# What you should do:
Without the pictures, return each record as it appears.

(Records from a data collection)
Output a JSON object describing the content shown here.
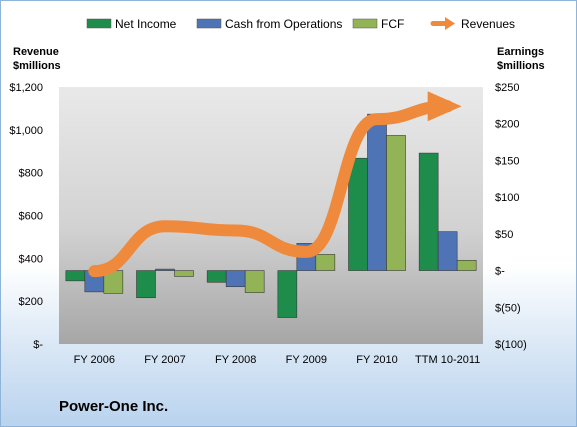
{
  "chart_data": {
    "type": "bar",
    "title": "Power-One Inc.",
    "categories": [
      "FY 2006",
      "FY 2007",
      "FY 2008",
      "FY 2009",
      "FY 2010",
      "TTM 10-2011"
    ],
    "series": [
      {
        "name": "Net Income",
        "axis": "right",
        "kind": "bar",
        "color": "#1e8c4a",
        "values": [
          -14,
          -37,
          -16,
          -64,
          153,
          160
        ]
      },
      {
        "name": "Cash from Operations",
        "axis": "right",
        "kind": "bar",
        "color": "#4f74b5",
        "values": [
          -29,
          2,
          -22,
          37,
          213,
          53
        ]
      },
      {
        "name": "FCF",
        "axis": "right",
        "kind": "bar",
        "color": "#92b456",
        "values": [
          -31,
          -8,
          -30,
          22,
          184,
          14
        ]
      },
      {
        "name": "Revenues",
        "axis": "left",
        "kind": "line",
        "color": "#ef8a3c",
        "values": [
          340,
          550,
          530,
          430,
          1050,
          1110
        ]
      }
    ],
    "left_axis": {
      "label_line1": "Revenue",
      "label_line2": "$millions",
      "ylim": [
        0,
        1200
      ],
      "ticks": [
        1200,
        1000,
        800,
        600,
        400,
        200,
        0
      ],
      "tick_labels": [
        "$1,200",
        "$1,000",
        "$800",
        "$600",
        "$400",
        "$200",
        "$-"
      ]
    },
    "right_axis": {
      "label_line1": "Earnings",
      "label_line2": "$millions",
      "ylim": [
        -100,
        250
      ],
      "ticks": [
        250,
        200,
        150,
        100,
        50,
        0,
        -50,
        -100
      ],
      "tick_labels": [
        "$250",
        "$200",
        "$150",
        "$100",
        "$50",
        "$-",
        "$(50)",
        "$(100)"
      ]
    },
    "legend_position": "top",
    "grid": false
  }
}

# Answer to this problem:
Output a JSON object describing the content shown here.
{
  "chart_data": {
    "type": "bar",
    "title": "Power-One Inc.",
    "categories": [
      "FY 2006",
      "FY 2007",
      "FY 2008",
      "FY 2009",
      "FY 2010",
      "TTM 10-2011"
    ],
    "series": [
      {
        "name": "Net Income",
        "axis": "right",
        "kind": "bar",
        "color": "#1e8c4a",
        "values": [
          -14,
          -37,
          -16,
          -64,
          153,
          160
        ]
      },
      {
        "name": "Cash from Operations",
        "axis": "right",
        "kind": "bar",
        "color": "#4f74b5",
        "values": [
          -29,
          2,
          -22,
          37,
          213,
          53
        ]
      },
      {
        "name": "FCF",
        "axis": "right",
        "kind": "bar",
        "color": "#92b456",
        "values": [
          -31,
          -8,
          -30,
          22,
          184,
          14
        ]
      },
      {
        "name": "Revenues",
        "axis": "left",
        "kind": "line",
        "color": "#ef8a3c",
        "values": [
          340,
          550,
          530,
          430,
          1050,
          1110
        ]
      }
    ],
    "left_axis": {
      "label_line1": "Revenue",
      "label_line2": "$millions",
      "ylim": [
        0,
        1200
      ],
      "ticks": [
        1200,
        1000,
        800,
        600,
        400,
        200,
        0
      ],
      "tick_labels": [
        "$1,200",
        "$1,000",
        "$800",
        "$600",
        "$400",
        "$200",
        "$-"
      ]
    },
    "right_axis": {
      "label_line1": "Earnings",
      "label_line2": "$millions",
      "ylim": [
        -100,
        250
      ],
      "ticks": [
        250,
        200,
        150,
        100,
        50,
        0,
        -50,
        -100
      ],
      "tick_labels": [
        "$250",
        "$200",
        "$150",
        "$100",
        "$50",
        "$-",
        "$(50)",
        "$(100)"
      ]
    },
    "legend_position": "top",
    "grid": false
  }
}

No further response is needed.